▸ **DIRECTION**
Copy the lines holding the word "replenishment", all of them.

Excerpts from a figure dataset:

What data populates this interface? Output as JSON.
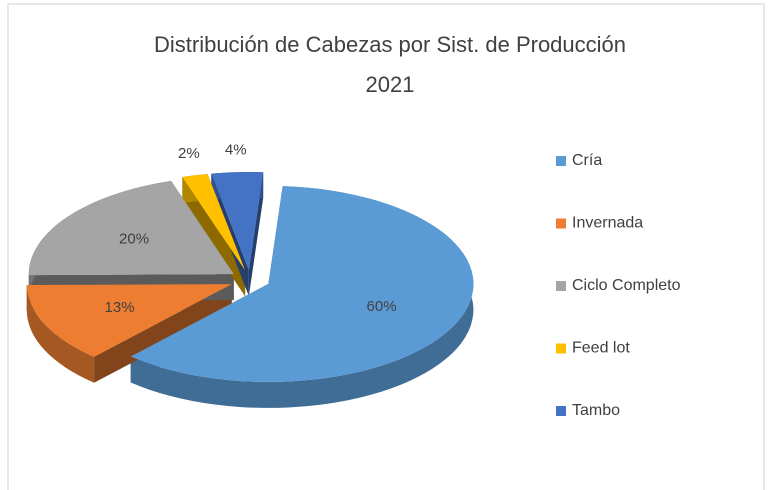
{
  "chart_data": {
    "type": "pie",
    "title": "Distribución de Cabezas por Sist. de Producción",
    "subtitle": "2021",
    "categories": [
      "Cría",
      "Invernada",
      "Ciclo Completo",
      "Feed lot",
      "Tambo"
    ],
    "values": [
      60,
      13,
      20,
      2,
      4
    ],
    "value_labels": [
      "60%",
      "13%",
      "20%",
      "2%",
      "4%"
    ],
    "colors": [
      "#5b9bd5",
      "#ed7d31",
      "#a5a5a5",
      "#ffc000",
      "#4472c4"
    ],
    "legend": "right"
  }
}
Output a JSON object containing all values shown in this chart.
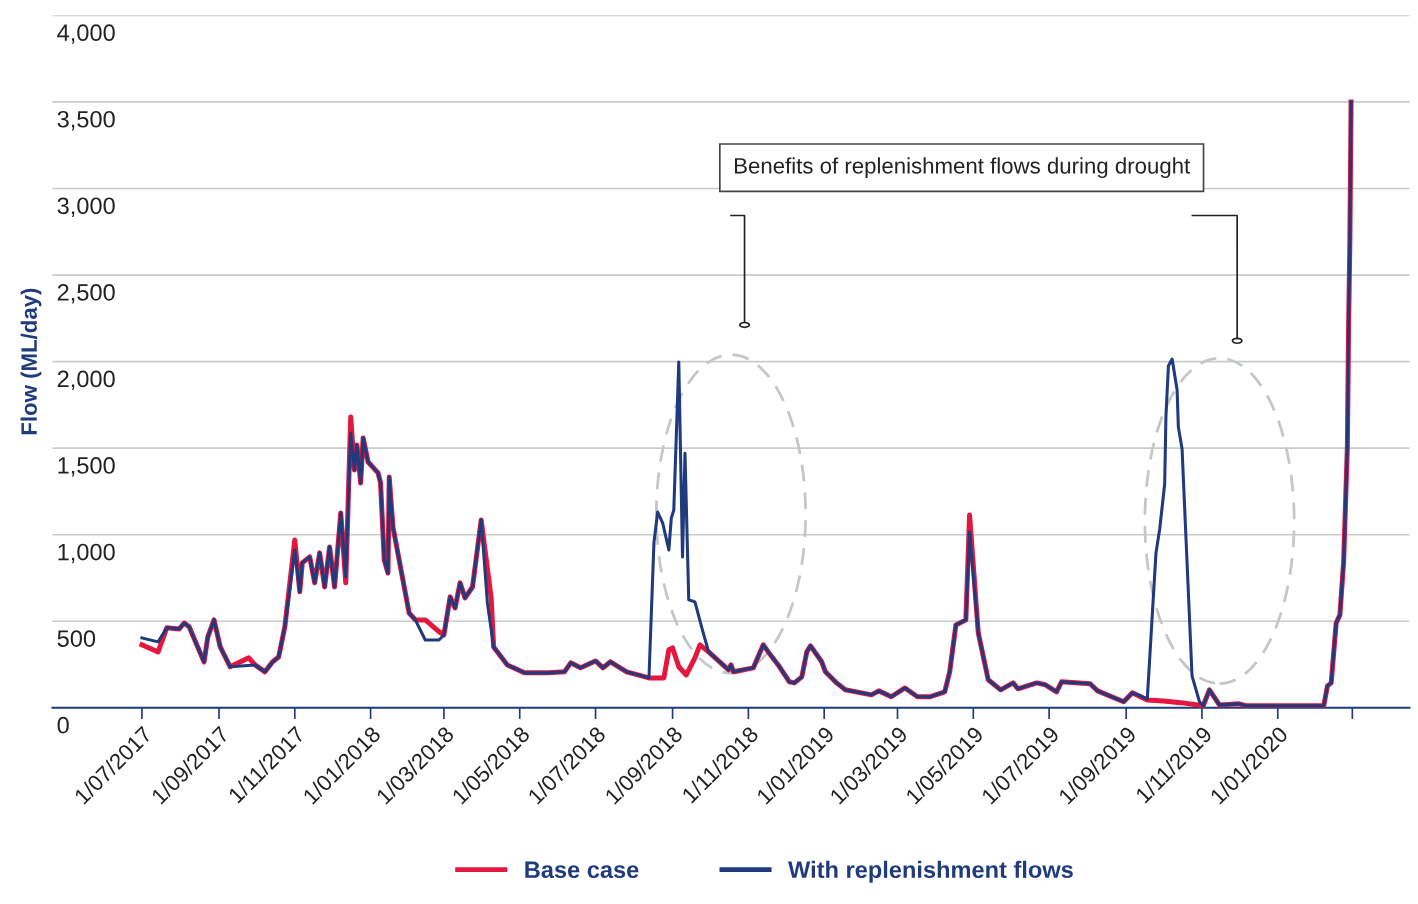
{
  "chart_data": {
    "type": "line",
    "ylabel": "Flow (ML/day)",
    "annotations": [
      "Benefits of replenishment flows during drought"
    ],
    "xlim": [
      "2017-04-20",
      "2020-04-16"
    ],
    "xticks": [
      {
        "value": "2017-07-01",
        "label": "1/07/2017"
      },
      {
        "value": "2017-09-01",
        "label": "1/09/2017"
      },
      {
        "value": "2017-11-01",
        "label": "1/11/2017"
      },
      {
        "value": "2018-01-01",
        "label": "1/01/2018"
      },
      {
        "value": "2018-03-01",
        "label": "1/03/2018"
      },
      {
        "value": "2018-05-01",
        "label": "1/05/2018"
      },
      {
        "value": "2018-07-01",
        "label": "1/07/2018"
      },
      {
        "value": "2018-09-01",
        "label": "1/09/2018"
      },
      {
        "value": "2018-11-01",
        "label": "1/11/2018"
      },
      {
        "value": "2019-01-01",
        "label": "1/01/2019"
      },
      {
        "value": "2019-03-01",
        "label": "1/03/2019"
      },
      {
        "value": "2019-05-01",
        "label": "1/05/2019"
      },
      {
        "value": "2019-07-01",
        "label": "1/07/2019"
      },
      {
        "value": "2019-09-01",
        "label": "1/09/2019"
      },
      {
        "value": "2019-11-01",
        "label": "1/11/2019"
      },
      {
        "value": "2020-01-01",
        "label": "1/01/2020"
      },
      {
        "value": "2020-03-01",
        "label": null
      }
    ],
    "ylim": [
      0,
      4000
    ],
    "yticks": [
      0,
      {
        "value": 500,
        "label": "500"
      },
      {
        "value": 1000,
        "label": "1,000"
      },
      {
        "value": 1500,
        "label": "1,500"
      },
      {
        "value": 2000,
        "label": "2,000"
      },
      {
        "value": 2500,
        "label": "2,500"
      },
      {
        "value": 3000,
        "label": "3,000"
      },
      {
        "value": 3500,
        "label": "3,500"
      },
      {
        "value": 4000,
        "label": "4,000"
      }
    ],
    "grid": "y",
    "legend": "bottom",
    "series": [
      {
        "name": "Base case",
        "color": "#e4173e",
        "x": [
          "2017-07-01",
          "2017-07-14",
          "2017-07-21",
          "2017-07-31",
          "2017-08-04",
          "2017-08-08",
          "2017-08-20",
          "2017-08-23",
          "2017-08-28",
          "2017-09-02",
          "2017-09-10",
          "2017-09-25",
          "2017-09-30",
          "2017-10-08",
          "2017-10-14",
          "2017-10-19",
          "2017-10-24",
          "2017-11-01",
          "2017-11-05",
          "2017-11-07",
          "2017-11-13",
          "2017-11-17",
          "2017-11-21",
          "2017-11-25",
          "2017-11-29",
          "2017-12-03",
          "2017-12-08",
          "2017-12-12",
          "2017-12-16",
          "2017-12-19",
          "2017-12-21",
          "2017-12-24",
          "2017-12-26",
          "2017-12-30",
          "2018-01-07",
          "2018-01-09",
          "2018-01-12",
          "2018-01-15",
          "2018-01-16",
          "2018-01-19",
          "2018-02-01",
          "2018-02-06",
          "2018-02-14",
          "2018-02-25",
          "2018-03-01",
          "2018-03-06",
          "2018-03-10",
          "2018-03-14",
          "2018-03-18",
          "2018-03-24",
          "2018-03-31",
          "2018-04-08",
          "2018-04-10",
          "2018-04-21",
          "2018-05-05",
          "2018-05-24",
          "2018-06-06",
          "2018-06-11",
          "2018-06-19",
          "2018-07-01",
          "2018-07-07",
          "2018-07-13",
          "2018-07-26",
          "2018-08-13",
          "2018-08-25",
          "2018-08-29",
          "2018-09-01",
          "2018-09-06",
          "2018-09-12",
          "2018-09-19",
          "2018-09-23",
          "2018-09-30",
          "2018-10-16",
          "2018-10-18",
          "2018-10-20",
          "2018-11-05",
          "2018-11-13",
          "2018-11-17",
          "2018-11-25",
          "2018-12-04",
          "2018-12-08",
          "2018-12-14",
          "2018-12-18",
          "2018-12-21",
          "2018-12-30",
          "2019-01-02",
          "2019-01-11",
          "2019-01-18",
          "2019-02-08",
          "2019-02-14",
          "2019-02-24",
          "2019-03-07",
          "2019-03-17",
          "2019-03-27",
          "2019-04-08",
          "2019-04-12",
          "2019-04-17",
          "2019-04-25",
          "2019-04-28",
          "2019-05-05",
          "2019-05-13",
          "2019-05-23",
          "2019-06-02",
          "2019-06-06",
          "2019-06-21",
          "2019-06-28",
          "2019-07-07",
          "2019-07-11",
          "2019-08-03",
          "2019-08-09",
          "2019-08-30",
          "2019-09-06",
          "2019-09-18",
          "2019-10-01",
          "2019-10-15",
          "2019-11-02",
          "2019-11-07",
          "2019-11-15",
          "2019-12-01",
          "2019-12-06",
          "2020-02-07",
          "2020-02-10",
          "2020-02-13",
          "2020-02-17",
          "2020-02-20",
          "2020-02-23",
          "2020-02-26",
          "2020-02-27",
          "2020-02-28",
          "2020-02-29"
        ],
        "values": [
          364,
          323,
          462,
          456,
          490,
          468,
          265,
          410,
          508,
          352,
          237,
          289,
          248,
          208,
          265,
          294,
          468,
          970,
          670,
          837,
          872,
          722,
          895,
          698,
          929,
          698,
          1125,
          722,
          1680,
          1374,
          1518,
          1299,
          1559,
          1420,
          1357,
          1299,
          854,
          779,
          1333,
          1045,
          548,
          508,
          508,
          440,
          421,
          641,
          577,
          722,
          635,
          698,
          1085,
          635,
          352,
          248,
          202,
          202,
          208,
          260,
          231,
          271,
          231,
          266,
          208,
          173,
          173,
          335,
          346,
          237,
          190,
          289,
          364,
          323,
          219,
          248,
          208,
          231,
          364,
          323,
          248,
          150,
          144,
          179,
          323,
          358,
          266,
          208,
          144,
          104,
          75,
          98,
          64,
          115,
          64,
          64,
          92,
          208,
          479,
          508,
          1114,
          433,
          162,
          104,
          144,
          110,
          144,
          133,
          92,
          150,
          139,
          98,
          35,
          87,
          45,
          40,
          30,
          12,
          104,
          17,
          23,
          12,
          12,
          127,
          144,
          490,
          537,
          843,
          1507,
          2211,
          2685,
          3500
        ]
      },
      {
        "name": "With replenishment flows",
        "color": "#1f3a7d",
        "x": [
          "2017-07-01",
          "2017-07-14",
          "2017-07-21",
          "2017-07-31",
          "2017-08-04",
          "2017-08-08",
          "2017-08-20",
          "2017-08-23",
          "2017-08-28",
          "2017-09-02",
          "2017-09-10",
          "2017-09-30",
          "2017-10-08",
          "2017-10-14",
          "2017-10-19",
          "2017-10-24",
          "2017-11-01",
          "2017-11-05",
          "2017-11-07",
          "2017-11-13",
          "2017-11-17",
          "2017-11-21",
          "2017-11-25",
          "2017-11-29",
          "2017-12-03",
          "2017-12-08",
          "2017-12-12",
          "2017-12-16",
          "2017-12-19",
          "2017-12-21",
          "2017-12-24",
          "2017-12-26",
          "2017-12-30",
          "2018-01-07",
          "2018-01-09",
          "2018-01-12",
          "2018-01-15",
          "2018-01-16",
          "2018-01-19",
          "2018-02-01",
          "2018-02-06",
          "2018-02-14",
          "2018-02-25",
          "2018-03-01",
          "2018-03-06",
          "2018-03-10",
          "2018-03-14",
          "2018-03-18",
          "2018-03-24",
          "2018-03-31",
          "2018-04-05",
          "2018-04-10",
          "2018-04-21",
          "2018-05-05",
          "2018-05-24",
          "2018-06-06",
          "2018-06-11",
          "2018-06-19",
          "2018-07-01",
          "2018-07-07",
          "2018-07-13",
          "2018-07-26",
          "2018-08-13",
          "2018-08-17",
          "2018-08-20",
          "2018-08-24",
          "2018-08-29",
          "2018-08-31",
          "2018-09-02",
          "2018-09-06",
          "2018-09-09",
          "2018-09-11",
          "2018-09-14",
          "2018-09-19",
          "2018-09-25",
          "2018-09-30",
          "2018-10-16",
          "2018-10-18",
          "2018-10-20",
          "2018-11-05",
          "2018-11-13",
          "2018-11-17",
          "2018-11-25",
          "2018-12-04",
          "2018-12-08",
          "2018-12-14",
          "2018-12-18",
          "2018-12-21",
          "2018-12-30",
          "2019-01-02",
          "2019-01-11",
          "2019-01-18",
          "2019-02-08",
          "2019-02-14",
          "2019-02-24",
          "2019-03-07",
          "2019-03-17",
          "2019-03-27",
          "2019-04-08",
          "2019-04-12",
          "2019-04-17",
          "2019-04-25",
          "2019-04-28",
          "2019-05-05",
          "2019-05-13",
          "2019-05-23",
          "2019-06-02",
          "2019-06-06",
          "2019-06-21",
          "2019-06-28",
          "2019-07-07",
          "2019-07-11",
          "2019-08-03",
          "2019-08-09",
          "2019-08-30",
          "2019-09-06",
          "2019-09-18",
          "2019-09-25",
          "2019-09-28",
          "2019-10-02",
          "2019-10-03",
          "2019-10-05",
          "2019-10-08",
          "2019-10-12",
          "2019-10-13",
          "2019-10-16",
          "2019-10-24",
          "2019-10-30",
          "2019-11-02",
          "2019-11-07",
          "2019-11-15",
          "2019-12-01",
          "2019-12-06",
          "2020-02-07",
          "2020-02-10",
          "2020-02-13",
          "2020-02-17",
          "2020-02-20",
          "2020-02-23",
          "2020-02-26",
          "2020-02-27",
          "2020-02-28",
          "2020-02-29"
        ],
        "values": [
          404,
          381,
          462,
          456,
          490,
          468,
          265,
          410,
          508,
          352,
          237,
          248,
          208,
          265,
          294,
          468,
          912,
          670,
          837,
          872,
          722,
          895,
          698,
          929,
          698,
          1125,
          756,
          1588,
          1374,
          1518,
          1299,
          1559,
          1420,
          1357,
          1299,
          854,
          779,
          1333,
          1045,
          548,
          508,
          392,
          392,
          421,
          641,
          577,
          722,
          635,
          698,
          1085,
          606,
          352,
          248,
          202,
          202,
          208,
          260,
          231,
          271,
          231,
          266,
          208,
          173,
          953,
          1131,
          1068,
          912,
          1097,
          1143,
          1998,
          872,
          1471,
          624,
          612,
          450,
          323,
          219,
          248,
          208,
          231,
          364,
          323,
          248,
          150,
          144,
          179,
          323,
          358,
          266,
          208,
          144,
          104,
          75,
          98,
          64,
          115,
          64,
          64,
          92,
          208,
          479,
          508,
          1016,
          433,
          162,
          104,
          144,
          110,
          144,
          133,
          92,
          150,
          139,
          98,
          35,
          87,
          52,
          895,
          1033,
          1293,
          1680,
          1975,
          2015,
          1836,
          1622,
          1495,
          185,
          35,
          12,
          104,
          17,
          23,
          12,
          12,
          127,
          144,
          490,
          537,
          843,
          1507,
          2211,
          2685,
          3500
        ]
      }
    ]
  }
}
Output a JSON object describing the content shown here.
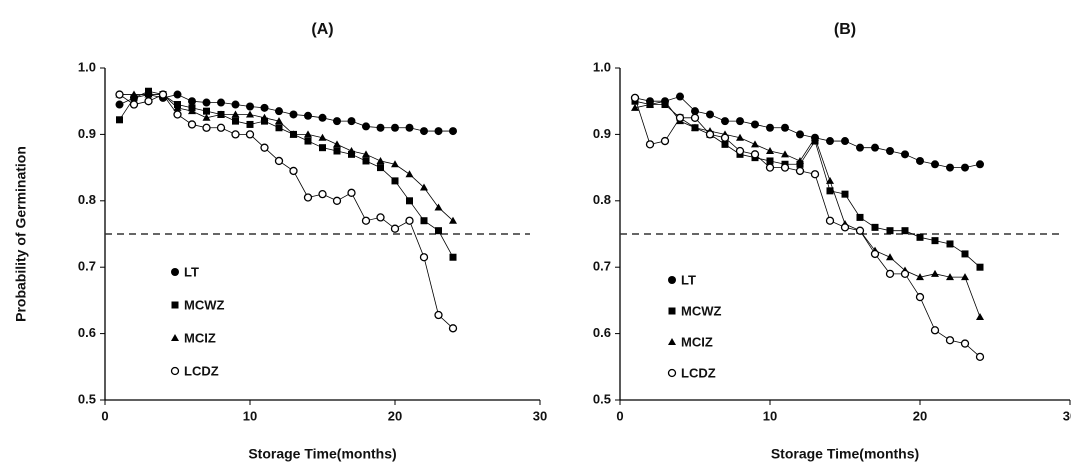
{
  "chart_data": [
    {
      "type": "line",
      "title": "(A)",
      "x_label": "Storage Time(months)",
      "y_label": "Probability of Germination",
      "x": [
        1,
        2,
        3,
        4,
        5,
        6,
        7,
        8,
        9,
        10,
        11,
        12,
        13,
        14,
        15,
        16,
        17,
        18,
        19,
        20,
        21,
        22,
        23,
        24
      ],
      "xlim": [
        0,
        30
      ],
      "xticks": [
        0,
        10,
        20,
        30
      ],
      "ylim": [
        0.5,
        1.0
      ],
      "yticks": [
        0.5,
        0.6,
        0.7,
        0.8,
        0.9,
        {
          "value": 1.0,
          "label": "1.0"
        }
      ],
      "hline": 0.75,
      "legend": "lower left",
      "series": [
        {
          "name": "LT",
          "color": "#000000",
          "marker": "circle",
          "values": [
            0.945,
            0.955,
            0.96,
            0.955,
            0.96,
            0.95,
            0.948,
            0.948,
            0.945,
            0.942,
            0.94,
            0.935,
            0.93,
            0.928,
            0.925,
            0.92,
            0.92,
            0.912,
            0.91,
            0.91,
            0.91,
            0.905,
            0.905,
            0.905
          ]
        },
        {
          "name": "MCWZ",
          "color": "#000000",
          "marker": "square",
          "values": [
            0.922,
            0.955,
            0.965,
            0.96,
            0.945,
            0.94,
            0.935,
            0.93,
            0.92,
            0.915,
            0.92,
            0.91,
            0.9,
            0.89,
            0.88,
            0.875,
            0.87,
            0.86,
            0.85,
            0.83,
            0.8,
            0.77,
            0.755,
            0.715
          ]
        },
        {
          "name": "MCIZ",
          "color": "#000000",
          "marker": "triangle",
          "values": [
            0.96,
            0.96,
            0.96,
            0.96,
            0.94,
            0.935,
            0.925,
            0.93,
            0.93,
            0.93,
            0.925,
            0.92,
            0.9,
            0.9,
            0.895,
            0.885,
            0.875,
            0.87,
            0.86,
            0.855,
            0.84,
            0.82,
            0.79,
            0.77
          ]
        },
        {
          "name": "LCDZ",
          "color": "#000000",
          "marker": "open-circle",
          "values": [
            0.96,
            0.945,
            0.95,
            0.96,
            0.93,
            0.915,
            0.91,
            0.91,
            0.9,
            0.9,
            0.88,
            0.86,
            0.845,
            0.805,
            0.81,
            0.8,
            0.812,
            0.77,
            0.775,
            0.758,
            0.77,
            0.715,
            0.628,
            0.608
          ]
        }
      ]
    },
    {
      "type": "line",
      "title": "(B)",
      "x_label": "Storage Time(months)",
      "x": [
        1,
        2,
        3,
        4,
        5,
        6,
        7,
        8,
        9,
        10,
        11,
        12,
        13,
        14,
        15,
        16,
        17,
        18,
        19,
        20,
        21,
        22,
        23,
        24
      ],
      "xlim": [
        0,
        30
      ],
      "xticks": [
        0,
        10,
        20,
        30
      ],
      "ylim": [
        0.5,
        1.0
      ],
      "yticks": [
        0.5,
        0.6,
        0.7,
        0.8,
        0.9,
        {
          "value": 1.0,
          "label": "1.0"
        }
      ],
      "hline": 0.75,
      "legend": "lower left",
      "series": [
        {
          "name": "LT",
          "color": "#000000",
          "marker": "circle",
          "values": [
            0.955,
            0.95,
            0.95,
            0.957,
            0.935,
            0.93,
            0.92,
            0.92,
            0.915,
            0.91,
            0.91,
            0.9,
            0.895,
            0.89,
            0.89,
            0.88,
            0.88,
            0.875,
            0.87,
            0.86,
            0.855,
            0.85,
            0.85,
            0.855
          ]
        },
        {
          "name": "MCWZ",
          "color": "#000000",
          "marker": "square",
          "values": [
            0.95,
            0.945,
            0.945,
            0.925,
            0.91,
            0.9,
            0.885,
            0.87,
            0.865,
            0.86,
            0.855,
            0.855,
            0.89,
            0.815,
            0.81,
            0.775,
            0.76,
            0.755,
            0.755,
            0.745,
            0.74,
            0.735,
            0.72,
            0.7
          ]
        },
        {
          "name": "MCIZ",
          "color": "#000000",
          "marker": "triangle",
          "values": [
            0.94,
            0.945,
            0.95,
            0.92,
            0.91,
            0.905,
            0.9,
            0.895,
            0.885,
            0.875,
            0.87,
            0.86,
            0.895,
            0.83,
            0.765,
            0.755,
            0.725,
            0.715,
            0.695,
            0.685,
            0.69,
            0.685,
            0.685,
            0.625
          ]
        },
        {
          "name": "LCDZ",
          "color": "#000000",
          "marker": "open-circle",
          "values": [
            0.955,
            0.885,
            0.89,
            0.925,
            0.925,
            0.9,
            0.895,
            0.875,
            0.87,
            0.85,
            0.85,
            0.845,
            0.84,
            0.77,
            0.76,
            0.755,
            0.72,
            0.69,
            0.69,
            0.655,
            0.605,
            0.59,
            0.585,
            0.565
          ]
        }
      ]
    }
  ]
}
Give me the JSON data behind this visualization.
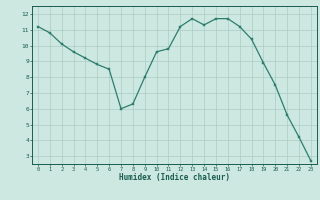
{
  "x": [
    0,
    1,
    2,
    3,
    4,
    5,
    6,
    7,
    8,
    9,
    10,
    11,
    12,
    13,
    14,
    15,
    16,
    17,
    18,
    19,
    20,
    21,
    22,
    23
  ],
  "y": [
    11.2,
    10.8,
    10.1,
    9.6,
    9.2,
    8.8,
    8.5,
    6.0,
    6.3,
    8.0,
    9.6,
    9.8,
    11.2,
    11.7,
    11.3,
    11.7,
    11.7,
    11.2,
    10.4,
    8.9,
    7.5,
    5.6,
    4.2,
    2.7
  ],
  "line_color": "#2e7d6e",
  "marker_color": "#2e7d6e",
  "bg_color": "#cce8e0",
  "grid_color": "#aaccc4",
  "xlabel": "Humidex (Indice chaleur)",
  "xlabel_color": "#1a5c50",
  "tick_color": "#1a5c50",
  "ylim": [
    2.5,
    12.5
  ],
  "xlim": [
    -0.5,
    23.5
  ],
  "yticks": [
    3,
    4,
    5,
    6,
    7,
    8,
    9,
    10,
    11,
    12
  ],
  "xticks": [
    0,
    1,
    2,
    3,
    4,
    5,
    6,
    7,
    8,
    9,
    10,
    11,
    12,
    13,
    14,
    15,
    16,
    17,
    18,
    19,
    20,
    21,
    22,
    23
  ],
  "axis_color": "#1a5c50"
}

▸ **FULL OUTPUT**
      "Benefits of replenishment flows during drought"
        "name": "With replenishment flows",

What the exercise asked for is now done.